Single out each line with the word "Preview" and copy it.

** BEGIN Source records **

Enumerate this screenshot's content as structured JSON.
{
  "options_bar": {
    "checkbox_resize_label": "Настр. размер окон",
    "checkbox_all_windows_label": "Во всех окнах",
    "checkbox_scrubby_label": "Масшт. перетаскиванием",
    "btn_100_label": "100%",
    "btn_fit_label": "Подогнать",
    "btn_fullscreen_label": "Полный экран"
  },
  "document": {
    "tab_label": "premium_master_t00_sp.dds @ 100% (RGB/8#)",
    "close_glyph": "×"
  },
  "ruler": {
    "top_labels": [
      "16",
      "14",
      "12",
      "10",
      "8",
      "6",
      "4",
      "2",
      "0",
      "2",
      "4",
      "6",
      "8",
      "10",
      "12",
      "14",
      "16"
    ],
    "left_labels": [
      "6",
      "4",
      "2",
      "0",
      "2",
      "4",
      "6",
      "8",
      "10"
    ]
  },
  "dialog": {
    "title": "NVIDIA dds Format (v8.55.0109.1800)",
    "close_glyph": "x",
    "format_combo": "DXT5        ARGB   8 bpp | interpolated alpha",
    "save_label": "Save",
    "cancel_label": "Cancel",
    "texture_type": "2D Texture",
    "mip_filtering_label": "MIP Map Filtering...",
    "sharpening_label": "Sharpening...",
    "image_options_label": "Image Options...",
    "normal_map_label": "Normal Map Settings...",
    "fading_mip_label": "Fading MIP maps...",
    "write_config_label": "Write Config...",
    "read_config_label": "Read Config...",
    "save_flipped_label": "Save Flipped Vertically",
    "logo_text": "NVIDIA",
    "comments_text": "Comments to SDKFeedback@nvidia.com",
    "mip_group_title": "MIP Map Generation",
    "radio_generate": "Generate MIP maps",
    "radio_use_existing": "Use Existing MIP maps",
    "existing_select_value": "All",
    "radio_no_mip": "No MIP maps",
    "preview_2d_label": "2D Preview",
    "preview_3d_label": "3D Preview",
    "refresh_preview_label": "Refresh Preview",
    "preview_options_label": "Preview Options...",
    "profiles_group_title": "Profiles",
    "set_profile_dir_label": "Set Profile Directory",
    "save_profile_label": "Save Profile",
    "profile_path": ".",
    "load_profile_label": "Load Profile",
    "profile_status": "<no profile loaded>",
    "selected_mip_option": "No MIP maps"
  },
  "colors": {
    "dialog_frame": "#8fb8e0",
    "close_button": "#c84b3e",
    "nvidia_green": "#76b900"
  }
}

** END Source records **

_Solution to this task_:
    "preview_2d_label": "2D Preview",
    "preview_3d_label": "3D Preview",
    "refresh_preview_label": "Refresh Preview",
    "preview_options_label": "Preview Options...",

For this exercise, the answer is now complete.